* **What needs to be done**
In the listing below, locate the lines that hold "SRMTID" and copy them.

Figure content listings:
************

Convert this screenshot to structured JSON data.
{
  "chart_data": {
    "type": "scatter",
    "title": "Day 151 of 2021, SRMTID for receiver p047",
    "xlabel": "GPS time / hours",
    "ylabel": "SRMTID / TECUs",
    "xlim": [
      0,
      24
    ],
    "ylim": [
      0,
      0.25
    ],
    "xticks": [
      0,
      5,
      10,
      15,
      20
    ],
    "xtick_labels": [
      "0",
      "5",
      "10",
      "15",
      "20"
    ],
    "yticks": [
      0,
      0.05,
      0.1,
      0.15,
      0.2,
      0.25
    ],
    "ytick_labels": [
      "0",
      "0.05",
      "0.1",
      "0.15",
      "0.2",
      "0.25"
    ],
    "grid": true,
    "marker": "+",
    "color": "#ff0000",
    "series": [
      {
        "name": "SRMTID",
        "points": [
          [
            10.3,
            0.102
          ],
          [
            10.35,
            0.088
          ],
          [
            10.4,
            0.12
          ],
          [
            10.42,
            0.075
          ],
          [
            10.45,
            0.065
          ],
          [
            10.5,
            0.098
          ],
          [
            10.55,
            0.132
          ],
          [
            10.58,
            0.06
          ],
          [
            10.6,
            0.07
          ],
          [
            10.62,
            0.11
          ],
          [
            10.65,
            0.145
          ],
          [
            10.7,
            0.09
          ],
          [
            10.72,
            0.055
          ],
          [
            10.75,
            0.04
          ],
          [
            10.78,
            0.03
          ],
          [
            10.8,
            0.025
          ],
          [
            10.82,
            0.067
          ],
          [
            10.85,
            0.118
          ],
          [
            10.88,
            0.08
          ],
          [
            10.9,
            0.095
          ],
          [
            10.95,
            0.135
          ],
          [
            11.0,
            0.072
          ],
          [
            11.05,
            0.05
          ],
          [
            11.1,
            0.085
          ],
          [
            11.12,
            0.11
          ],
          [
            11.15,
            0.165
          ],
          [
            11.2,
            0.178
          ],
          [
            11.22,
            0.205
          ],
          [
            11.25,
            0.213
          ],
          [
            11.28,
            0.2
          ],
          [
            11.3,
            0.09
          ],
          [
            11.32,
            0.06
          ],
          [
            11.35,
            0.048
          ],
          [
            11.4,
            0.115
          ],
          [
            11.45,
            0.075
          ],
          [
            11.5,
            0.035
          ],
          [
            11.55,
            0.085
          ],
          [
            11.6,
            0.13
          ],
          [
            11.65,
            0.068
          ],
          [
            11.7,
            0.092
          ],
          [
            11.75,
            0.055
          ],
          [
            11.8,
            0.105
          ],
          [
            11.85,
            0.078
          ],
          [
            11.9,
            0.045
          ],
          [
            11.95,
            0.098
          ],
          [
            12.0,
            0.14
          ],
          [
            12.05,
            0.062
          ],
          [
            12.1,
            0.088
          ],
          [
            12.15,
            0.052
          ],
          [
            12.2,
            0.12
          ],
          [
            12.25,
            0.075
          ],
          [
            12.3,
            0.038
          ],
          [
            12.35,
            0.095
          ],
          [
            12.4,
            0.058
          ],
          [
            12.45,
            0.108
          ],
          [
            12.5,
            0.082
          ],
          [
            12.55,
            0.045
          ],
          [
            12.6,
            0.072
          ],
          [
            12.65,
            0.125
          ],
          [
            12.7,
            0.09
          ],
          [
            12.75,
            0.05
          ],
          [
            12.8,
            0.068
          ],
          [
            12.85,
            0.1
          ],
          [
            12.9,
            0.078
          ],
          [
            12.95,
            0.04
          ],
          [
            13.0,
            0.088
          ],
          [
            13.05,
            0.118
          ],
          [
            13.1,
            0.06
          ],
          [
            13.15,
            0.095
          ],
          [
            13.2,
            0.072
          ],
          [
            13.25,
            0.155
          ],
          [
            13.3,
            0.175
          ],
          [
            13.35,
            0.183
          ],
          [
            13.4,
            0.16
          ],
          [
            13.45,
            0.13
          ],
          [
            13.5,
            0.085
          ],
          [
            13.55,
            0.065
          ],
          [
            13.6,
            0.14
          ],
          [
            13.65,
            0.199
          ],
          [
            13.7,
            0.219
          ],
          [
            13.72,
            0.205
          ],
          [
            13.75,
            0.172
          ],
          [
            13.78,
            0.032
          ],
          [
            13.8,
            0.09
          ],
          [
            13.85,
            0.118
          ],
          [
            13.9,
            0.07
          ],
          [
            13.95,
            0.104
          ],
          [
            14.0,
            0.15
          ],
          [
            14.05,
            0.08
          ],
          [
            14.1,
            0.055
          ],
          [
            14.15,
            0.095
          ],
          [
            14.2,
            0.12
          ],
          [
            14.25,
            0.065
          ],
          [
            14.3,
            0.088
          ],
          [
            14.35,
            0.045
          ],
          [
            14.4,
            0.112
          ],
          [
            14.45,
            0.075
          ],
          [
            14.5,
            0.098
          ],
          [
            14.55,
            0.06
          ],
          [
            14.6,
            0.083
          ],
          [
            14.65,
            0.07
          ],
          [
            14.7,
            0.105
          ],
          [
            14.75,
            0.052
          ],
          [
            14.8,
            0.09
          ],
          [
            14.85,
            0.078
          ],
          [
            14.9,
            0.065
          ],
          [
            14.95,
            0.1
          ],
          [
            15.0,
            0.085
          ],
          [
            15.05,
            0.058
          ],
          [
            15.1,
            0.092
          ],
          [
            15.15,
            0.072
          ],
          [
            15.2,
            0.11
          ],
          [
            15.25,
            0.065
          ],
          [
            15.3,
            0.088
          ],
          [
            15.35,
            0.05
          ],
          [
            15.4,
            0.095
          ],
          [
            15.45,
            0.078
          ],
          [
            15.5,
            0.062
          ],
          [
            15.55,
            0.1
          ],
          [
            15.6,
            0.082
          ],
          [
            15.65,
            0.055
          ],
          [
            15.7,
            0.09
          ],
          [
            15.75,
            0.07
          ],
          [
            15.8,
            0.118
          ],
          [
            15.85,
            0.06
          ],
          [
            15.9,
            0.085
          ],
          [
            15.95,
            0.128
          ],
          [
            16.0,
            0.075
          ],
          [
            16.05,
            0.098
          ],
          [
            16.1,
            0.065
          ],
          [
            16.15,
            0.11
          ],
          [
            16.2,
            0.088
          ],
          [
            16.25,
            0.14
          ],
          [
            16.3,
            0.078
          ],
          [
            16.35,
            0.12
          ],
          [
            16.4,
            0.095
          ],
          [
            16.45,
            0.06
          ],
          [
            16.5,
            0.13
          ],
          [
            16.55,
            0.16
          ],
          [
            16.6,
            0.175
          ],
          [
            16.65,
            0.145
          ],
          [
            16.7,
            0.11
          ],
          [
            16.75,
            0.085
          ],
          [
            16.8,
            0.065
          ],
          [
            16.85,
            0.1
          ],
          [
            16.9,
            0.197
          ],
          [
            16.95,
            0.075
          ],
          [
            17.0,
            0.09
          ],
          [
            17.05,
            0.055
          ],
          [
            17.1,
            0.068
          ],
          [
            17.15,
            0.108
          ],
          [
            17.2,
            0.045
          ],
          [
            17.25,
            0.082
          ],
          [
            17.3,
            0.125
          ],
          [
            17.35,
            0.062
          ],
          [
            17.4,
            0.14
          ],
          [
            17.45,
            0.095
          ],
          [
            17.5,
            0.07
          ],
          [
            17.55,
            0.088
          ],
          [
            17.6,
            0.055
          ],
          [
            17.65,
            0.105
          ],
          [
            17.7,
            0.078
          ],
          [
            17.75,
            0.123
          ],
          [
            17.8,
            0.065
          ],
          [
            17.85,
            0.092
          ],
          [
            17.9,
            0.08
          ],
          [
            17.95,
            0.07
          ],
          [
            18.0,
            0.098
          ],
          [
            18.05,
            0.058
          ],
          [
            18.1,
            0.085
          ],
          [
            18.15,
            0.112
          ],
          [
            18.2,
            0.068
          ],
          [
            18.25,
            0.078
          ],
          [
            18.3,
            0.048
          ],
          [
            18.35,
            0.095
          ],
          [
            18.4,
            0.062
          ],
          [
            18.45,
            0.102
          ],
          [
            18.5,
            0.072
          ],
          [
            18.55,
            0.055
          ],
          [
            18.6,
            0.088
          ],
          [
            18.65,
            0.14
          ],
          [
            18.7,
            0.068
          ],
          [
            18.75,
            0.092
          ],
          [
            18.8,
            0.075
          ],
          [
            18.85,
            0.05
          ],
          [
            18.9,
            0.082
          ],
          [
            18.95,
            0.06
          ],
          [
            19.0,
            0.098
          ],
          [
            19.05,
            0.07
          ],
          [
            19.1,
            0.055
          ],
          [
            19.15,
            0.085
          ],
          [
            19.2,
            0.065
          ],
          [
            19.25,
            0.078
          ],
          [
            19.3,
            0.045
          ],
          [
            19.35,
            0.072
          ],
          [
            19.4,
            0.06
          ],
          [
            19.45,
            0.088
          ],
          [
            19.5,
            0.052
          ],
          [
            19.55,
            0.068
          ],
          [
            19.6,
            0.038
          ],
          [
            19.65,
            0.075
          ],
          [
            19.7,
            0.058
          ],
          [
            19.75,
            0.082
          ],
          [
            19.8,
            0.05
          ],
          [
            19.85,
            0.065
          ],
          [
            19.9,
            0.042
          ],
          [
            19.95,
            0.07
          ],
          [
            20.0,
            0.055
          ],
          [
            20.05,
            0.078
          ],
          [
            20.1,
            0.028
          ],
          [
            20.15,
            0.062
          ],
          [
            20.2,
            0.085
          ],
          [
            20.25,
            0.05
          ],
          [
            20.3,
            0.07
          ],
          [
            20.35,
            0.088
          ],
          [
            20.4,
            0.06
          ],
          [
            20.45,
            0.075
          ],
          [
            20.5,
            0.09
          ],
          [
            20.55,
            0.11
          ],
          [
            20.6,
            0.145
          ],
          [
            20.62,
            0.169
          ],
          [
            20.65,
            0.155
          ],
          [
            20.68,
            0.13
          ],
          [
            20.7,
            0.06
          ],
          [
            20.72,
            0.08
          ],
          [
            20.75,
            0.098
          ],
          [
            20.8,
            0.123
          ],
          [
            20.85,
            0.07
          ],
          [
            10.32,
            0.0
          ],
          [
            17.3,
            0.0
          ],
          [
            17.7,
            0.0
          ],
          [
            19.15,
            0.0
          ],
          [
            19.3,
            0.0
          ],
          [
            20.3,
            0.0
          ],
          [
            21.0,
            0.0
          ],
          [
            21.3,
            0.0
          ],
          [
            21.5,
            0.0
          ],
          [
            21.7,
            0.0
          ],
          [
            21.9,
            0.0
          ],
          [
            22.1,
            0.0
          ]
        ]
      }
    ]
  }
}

************

* **Correct result**
    "title": "Day 151 of 2021, SRMTID for receiver p047",
    "ylabel": "SRMTID / TECUs",
        "name": "SRMTID",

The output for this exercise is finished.